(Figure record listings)

((

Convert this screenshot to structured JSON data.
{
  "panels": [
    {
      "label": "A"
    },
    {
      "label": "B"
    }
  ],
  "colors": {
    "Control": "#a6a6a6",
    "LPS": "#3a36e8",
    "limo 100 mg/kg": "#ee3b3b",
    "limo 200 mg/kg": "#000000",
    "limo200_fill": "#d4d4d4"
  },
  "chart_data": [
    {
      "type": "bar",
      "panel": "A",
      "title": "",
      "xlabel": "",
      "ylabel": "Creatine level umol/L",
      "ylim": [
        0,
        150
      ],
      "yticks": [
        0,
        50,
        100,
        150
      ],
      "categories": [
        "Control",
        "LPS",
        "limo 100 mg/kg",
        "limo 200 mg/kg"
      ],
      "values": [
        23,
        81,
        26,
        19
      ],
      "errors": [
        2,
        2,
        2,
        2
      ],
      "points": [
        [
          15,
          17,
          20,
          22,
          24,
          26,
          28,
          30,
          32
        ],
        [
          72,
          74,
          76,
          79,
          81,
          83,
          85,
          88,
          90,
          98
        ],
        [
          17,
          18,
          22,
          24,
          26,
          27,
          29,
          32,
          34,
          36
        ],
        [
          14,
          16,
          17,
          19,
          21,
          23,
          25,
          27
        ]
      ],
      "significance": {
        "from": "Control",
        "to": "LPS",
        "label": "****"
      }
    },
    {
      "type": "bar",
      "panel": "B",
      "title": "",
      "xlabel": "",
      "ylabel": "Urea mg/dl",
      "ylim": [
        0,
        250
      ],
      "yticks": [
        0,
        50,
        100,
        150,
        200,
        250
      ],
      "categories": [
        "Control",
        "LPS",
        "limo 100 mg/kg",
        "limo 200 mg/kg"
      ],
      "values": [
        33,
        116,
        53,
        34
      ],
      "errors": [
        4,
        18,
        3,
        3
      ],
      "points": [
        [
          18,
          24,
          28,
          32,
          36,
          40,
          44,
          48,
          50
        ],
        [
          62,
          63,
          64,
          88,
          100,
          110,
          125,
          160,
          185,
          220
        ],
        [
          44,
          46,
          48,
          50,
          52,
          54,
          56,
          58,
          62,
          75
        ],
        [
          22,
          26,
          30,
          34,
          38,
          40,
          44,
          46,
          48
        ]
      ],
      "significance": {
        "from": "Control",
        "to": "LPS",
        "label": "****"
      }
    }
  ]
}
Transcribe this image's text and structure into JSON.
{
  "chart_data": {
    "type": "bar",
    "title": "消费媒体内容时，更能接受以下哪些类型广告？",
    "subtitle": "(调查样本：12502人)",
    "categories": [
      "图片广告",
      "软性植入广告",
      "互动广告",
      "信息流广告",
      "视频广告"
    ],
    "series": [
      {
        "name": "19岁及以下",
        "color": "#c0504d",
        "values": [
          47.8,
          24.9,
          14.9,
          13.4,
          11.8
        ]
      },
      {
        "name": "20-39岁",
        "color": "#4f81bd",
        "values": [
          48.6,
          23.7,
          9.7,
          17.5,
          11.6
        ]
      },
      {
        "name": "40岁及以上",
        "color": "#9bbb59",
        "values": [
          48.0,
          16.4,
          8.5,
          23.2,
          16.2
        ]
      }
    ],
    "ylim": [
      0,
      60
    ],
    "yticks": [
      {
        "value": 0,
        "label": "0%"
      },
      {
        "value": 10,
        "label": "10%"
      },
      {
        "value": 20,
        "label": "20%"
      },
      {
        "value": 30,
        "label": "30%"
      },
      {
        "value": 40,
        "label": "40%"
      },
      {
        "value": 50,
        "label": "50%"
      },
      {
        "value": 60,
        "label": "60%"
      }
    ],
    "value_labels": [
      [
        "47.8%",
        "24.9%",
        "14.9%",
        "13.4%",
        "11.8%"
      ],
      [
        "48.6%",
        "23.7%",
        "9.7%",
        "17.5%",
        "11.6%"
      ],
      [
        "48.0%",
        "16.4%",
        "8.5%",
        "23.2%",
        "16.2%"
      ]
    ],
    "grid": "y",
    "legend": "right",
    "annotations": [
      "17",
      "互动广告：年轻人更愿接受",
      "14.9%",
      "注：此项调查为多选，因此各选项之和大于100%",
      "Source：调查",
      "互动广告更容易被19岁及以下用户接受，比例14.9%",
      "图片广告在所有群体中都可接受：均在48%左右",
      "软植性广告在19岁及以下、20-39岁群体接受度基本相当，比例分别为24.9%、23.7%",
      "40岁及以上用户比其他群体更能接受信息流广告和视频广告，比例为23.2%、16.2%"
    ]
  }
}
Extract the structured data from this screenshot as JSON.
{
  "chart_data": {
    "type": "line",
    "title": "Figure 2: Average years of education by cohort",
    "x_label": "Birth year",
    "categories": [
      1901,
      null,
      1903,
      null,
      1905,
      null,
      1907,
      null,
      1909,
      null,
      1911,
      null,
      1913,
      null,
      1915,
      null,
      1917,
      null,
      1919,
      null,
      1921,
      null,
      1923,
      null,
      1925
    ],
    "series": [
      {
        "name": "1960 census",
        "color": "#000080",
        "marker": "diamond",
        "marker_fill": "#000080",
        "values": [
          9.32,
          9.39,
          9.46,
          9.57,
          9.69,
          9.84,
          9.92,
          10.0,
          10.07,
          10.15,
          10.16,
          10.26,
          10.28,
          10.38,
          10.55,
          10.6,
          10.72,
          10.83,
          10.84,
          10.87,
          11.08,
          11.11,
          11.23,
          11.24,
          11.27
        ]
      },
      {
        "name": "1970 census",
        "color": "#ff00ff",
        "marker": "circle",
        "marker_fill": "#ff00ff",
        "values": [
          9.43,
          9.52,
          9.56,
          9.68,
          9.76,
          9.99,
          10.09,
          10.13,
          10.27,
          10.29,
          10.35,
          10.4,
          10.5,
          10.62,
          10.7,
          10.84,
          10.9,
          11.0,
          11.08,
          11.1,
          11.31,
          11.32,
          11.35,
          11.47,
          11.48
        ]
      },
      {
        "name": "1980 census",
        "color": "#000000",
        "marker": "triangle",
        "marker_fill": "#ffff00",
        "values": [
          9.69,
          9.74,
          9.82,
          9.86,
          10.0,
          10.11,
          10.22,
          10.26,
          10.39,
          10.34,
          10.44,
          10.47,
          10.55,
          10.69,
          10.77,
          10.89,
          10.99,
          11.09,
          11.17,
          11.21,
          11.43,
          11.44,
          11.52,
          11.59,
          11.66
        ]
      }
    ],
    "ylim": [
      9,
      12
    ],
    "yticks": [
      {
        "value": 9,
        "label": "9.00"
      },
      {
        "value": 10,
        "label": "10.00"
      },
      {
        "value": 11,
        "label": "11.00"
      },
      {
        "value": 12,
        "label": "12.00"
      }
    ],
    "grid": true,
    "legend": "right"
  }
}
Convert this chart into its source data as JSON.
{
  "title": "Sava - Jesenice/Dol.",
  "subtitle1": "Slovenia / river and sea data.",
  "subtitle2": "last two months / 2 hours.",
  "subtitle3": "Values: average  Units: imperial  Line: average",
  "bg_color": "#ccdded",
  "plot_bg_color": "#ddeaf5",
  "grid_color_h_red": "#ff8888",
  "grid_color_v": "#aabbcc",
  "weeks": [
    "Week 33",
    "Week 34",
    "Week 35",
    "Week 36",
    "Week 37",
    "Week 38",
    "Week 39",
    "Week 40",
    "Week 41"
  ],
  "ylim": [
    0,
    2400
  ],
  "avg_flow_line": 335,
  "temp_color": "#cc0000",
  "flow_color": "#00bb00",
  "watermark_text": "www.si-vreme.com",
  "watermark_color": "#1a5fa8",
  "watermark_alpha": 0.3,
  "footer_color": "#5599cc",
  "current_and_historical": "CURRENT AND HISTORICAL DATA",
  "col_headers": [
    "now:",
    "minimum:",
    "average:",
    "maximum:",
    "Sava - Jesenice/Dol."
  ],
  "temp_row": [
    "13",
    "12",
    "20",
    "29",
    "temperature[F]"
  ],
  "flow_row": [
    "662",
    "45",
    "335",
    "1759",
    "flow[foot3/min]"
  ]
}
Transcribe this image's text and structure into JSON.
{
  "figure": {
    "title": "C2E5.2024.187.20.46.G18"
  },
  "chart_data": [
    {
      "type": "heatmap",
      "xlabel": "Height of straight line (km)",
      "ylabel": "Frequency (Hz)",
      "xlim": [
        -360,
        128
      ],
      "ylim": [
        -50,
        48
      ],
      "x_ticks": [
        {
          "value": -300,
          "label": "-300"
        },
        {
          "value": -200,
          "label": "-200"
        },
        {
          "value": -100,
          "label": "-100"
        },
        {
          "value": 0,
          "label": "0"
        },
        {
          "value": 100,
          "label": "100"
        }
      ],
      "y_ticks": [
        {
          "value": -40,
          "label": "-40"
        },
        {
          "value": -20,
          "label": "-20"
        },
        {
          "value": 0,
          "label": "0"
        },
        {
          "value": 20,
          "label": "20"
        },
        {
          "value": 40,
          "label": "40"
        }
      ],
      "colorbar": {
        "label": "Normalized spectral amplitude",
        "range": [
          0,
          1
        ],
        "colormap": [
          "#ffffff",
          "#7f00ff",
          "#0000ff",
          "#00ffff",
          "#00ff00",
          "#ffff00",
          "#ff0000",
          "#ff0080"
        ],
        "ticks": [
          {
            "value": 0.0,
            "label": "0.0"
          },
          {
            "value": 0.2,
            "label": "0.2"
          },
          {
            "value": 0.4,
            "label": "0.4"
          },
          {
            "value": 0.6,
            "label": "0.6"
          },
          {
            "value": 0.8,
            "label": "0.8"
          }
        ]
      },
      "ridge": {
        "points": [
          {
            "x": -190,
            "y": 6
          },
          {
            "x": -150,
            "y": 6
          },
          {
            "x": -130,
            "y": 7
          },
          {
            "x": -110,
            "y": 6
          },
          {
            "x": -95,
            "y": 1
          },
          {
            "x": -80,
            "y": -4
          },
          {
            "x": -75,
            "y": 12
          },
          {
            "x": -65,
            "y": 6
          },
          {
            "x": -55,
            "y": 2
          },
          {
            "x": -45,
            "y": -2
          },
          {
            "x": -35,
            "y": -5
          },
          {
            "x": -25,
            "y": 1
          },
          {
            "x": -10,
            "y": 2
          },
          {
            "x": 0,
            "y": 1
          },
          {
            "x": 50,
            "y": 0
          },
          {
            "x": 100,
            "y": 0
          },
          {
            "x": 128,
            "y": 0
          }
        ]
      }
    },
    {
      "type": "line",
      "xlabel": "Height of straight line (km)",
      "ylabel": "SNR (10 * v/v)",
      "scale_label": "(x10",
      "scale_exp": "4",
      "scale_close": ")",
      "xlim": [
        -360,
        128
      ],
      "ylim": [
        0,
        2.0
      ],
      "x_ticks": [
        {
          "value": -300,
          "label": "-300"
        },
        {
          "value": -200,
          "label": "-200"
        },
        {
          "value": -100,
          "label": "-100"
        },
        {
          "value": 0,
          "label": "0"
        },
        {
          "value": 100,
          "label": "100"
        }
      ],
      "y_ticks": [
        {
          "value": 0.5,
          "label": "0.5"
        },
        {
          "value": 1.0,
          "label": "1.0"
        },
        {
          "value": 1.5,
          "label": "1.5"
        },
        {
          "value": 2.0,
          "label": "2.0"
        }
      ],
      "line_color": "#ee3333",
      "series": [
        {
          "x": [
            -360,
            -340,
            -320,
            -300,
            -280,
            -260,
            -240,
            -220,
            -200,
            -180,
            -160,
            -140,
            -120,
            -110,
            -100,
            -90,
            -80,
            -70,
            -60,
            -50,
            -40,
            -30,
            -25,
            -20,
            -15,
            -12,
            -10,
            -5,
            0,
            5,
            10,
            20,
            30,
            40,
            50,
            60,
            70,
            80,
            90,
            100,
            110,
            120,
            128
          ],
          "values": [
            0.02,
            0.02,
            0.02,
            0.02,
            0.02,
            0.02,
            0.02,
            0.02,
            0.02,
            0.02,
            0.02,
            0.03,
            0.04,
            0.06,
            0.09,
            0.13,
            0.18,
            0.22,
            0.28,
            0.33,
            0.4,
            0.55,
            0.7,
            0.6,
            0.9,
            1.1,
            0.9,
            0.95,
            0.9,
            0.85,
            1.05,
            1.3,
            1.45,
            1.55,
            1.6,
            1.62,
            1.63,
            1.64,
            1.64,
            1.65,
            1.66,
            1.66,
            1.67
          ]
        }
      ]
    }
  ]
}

))

Out of the preceding entries, pull every line containing the string "Convert".

> **In response**:
Convert this screenshot to structured JSON data.
Convert this chart into its source data as JSON.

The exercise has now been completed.